» Text section
↓↓↓

Colleagues would never say anything, because you can’t actually say anything to anyone at work of a personal nature – although, after a few beers, peers seem to.

Finally friends, the most confusing group. I am in a group of great mates who take this piss out of each other, often brutally. Yet, they would never go near my weight. Whilst in normal conversation some of my friends would address me as ‘fat boy’, which didn’t upset me but seemed OK to say. A dear friend of mine told me recently, after I had lost 25kg (4 stone), how he felt my weight was terrible, couldn’t believe the size of my gut and the way it hung over my belt.

“Dude! I love you, but why the hell didn’t you tell me that before, rather than now?”

Let’s assume that most people would like to lose weight. Similarly let’s suggest that motivation and willpower are serious barriers. Surely, if everyone were more honest with each other, that would be a real motivator, right? A genuine reality check.

To my friends and family reading this, don’t feel bad, no-one wants to discuss this stuff – it’s a social nightmare.

Change

My lifestyle had changed, my confidence had changed, my body had changed, my appearance in clothing had changed and people’s attitude toward me, changed.

↑↑↑

» Data section

↓↓↓

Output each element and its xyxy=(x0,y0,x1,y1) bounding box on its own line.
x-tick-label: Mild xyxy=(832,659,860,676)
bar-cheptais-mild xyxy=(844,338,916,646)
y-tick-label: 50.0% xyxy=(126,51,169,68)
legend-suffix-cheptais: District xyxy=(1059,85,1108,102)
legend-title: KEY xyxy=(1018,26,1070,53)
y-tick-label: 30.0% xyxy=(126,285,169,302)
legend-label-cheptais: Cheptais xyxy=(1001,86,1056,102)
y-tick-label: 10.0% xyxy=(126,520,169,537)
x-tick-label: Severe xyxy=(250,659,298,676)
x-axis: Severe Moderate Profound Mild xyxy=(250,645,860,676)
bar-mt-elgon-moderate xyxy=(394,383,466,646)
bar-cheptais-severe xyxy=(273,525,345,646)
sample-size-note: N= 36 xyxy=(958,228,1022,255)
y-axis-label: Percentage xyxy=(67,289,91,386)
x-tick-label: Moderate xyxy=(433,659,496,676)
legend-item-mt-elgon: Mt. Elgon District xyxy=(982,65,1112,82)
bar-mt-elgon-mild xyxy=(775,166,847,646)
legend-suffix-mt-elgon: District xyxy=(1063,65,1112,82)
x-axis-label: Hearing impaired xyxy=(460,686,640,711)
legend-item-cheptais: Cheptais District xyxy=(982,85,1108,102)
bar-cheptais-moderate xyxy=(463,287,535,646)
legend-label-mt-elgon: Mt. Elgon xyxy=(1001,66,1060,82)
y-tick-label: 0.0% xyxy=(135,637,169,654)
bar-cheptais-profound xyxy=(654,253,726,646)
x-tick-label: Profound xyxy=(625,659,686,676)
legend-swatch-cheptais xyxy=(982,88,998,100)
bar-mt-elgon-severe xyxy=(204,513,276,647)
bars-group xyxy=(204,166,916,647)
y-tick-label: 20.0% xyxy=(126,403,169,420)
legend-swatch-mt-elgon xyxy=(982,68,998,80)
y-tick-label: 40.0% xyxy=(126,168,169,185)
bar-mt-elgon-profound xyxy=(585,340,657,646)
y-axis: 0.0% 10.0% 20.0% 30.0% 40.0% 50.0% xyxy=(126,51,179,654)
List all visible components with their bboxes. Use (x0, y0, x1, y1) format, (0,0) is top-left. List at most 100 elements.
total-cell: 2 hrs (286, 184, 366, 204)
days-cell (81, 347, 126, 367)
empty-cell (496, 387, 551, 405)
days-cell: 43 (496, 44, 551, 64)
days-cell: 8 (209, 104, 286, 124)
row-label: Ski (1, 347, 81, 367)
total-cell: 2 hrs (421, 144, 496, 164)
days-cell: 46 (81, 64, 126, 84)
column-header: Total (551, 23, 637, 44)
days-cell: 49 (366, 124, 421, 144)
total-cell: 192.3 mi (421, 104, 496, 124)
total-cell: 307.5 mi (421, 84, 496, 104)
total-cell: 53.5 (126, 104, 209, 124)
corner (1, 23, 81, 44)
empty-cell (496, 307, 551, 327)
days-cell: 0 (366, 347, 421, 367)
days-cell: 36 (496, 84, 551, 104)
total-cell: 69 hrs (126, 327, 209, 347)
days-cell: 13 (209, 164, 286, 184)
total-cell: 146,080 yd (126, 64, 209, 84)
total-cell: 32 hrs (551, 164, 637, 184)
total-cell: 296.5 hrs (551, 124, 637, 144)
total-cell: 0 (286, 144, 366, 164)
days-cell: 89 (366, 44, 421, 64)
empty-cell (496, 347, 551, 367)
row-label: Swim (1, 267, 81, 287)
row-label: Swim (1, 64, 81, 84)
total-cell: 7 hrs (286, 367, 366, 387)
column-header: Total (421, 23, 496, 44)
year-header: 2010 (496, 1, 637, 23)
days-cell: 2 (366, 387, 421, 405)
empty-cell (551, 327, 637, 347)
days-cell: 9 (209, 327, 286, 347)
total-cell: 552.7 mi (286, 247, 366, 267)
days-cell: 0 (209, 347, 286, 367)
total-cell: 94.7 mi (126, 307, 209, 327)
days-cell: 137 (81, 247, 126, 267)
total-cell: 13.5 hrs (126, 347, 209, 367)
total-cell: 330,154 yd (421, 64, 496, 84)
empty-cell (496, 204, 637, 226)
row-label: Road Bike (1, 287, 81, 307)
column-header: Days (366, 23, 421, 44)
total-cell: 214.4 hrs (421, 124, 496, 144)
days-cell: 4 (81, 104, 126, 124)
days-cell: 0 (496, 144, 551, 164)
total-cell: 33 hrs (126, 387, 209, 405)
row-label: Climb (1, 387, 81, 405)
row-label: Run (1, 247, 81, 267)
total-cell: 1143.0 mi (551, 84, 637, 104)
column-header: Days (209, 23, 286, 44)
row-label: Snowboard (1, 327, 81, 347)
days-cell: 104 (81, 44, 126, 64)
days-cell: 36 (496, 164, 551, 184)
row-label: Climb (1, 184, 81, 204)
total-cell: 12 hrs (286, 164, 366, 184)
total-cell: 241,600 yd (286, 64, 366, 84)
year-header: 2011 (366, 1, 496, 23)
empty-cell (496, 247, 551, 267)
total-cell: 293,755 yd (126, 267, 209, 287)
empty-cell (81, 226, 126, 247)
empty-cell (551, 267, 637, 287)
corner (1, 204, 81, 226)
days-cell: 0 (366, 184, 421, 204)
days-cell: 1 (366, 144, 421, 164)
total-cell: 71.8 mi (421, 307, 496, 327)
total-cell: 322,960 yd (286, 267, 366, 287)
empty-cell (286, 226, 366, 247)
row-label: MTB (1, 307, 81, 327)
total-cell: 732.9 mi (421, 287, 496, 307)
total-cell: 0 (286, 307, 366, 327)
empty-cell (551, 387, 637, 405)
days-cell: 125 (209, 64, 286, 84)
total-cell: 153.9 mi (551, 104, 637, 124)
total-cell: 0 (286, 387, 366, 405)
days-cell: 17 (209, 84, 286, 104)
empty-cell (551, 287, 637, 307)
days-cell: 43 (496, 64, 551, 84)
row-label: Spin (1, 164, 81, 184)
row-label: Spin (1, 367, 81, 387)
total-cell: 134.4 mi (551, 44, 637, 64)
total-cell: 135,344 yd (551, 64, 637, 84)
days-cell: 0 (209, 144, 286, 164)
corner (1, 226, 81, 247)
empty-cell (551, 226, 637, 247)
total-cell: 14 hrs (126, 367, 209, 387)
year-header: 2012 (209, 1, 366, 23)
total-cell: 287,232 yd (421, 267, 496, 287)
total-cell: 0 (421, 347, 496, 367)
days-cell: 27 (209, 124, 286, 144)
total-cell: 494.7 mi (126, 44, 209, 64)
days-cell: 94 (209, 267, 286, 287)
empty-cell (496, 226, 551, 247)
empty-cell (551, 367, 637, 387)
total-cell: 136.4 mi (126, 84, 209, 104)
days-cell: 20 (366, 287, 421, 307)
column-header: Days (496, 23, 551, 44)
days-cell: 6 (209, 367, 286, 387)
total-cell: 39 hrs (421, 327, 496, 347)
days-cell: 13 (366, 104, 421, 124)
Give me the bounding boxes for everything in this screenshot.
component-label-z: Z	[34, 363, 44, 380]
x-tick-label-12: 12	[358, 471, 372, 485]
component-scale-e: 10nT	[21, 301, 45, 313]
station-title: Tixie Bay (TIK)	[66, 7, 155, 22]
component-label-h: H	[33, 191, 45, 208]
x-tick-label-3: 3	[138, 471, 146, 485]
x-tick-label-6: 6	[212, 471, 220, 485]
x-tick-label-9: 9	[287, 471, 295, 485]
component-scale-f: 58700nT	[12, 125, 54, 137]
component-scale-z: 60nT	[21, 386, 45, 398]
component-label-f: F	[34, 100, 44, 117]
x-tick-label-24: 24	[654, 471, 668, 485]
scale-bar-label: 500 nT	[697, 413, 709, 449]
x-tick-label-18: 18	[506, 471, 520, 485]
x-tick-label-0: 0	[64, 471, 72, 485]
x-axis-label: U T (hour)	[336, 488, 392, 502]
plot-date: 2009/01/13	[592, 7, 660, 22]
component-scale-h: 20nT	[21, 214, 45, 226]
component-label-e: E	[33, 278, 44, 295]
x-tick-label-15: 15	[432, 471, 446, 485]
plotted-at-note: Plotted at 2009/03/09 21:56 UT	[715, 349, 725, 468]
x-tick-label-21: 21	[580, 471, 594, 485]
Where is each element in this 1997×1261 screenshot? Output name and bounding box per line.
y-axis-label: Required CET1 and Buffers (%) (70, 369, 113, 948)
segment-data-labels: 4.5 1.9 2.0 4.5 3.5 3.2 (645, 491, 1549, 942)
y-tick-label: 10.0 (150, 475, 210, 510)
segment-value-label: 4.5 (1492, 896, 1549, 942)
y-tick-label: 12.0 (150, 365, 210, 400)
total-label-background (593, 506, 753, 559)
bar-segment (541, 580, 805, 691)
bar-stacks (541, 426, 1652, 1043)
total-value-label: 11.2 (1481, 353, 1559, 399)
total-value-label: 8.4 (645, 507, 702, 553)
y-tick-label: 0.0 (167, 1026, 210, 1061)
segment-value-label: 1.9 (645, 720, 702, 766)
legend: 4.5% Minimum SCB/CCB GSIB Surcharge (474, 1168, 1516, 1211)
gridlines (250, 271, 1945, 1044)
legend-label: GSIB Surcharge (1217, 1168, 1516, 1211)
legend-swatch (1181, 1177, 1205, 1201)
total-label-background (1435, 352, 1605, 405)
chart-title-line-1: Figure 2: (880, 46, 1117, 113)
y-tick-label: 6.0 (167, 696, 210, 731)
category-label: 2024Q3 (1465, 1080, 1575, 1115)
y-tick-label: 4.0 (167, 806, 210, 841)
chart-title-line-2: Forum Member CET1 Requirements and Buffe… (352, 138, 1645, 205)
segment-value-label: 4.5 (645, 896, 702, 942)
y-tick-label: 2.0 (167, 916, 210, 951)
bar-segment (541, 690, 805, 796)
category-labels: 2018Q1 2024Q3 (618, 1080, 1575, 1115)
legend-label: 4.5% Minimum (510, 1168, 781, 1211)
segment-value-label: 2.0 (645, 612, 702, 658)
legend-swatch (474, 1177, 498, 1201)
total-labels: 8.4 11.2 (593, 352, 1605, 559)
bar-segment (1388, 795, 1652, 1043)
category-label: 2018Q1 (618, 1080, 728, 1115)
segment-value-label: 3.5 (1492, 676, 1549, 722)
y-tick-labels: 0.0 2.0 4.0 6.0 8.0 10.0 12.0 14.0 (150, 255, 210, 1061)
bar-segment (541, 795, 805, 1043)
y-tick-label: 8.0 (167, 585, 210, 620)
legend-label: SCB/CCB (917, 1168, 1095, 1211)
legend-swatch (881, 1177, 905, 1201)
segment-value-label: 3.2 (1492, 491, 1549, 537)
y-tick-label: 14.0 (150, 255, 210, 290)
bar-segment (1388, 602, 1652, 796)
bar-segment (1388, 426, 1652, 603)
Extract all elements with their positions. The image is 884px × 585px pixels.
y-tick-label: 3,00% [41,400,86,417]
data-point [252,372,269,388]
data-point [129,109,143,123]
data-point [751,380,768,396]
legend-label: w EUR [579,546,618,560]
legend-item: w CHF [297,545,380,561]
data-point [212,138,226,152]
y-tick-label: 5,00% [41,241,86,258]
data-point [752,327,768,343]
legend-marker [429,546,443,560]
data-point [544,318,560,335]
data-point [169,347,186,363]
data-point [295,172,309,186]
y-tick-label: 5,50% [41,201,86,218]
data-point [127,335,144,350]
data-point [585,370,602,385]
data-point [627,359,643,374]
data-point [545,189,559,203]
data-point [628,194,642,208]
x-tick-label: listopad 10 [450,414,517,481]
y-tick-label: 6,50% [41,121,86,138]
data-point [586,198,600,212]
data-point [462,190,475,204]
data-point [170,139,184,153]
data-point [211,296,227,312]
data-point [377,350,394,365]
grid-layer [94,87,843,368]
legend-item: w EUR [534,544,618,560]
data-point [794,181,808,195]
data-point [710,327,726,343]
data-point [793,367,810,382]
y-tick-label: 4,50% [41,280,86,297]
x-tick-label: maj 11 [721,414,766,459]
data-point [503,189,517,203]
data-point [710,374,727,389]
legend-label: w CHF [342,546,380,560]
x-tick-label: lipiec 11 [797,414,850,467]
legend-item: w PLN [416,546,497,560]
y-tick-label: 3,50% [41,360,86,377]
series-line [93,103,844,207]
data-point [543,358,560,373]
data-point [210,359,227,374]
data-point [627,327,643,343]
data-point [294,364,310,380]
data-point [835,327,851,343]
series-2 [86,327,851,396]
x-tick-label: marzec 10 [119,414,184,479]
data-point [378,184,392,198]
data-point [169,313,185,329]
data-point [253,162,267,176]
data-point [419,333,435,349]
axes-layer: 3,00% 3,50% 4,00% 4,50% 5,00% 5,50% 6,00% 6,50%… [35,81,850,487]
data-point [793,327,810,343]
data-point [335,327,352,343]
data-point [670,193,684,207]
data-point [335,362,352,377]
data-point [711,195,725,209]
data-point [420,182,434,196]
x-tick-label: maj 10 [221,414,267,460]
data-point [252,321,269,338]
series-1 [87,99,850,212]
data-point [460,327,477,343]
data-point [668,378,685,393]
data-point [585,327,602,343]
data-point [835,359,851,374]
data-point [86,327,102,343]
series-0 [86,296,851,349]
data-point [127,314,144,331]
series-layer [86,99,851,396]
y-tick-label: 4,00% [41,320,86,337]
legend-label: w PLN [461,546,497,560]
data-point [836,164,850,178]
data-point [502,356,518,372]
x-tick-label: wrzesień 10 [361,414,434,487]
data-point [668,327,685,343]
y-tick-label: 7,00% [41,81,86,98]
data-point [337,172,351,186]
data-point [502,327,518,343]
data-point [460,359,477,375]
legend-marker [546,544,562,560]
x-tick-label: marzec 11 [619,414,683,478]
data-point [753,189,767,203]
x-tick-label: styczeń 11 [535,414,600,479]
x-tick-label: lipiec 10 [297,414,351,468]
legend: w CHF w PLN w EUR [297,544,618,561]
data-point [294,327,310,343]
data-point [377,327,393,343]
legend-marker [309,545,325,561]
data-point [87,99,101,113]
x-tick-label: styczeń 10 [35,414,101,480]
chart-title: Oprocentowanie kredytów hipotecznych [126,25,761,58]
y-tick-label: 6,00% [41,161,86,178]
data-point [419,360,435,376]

↑↑↑

» Tasks for this exercise
A. In the final paragraph of the weight-loss passage, which things does the writer say had changed? List all of them.
B. According to the weight-loss passage, how much weight had the writer lost when the friend gave an opinion about it?
C. Copy the weight-loss passage word for word, starting at "Let’s assume that" and ending at "toward me, changed.".

» Responses to the tasks
A.
- Lifestyle
- Confidence
- Body
- Appearance in clothing
- People's attitude toward the writer

B. 25kg (4 stone).

C.
Let’s assume that most people would like to lose weight. Similarly let’s suggest that motivation and willpower are serious barriers. Surely, if everyone were more honest with each other, that would be a real motivator, right? A genuine reality check.

To my friends and family reading this, don’t feel bad, no-one wants to discuss this stuff – it’s a social nightmare.

Change

My lifestyle had changed, my confidence had changed, my body had changed, my appearance in clothing had changed and people’s attitude toward me, changed.